§ **Listing**:

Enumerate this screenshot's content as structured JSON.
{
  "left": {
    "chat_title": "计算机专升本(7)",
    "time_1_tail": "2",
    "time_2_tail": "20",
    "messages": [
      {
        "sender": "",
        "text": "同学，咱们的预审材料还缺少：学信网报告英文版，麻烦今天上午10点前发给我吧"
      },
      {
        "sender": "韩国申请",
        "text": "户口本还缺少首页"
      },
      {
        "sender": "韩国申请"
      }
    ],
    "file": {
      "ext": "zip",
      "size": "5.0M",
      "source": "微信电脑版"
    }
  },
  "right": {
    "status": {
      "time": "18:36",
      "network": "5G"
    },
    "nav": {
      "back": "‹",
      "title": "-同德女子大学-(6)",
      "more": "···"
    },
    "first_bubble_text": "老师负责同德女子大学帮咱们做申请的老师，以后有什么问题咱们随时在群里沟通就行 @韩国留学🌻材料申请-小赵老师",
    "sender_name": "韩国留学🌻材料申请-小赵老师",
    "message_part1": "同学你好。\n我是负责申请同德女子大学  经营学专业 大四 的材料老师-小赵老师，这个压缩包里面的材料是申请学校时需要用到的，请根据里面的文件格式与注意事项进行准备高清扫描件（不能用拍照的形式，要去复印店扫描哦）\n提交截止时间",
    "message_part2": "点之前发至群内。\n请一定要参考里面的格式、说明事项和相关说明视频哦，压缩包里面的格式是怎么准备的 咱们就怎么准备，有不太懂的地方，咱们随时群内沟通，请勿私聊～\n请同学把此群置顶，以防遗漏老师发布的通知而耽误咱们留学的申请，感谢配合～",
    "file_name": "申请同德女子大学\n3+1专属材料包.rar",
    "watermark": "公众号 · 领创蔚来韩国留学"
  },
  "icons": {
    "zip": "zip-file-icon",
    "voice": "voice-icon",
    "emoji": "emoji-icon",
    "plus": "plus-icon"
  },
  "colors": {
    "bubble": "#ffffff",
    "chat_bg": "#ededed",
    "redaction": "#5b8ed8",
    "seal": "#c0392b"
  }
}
...
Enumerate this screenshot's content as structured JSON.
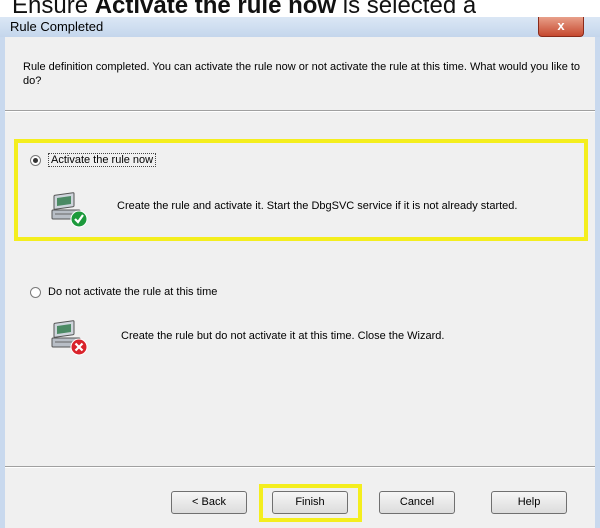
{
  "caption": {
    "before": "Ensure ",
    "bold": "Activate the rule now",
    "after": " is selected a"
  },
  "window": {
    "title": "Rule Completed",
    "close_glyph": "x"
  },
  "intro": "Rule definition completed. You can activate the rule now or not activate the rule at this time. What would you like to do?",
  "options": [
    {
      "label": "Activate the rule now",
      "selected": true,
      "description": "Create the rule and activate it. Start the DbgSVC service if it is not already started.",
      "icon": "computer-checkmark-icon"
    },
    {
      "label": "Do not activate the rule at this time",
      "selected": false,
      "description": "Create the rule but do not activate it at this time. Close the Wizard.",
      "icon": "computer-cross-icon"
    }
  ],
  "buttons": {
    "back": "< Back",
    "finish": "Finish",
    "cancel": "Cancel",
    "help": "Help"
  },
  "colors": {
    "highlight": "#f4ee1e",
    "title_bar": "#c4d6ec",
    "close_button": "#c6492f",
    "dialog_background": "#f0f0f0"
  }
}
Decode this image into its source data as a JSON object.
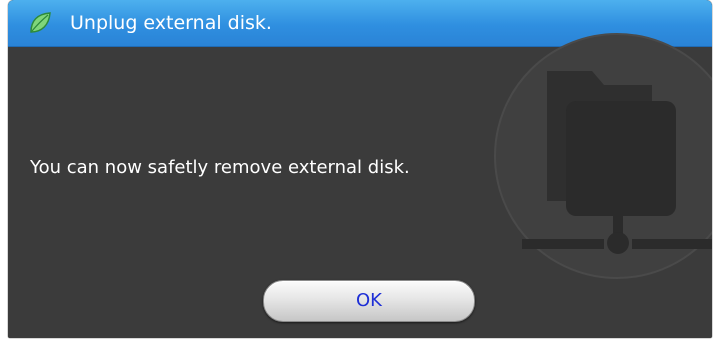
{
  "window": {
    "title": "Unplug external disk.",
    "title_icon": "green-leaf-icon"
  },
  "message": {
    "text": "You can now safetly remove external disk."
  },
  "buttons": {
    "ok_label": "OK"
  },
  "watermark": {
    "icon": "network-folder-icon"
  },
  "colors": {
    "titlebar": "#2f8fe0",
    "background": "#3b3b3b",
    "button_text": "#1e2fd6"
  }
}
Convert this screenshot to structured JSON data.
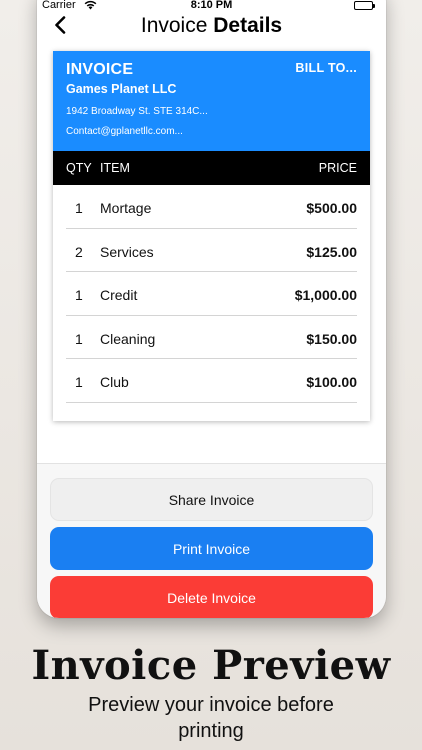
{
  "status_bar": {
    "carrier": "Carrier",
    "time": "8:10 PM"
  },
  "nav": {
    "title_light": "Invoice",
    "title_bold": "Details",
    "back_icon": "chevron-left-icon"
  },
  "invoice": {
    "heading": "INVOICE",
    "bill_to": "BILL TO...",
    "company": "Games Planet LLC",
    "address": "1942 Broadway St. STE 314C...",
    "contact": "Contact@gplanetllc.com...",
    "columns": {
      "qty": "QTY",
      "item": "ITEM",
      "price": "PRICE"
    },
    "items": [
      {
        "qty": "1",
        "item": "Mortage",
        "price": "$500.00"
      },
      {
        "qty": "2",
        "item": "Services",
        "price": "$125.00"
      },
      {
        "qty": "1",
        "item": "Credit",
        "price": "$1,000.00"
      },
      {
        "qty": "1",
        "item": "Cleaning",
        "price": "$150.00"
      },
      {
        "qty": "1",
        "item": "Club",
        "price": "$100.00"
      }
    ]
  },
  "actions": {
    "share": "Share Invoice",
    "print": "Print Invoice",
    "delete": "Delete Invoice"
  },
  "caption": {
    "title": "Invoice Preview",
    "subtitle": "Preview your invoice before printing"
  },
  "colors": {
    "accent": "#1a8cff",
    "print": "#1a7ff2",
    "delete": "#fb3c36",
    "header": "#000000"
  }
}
--
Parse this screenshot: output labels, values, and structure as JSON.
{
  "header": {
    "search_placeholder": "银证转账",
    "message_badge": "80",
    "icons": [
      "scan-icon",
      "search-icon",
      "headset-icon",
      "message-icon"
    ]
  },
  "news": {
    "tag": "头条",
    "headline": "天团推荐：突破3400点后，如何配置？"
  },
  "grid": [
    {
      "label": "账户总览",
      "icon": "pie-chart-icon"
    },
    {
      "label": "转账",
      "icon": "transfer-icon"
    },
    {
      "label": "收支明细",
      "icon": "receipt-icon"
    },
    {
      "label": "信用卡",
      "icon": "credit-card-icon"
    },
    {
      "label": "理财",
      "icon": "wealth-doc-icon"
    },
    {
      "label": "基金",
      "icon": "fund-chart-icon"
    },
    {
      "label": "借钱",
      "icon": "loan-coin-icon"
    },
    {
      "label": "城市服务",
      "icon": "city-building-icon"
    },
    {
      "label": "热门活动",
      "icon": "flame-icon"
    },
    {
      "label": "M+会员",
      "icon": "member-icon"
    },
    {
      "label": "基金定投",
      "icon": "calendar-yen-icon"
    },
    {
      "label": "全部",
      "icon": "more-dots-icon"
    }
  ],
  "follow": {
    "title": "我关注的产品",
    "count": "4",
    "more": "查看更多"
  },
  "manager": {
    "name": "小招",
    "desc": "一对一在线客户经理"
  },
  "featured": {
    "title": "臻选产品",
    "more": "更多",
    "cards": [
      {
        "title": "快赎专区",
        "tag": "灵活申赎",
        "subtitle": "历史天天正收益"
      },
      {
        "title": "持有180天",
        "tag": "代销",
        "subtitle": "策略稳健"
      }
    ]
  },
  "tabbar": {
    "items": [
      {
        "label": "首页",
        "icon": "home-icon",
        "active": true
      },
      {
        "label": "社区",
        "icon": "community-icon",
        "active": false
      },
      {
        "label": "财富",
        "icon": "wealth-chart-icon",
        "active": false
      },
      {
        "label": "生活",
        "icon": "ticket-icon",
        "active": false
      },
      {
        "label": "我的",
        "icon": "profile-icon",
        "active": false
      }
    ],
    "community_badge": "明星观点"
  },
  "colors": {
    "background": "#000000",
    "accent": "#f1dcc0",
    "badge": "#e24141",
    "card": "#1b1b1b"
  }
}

§ **Exercise**:
Copy each line of the listing that contains the string "computer".

§ **Task response**:
      "icon": "computer-checkmark-icon"
      "icon": "computer-cross-icon"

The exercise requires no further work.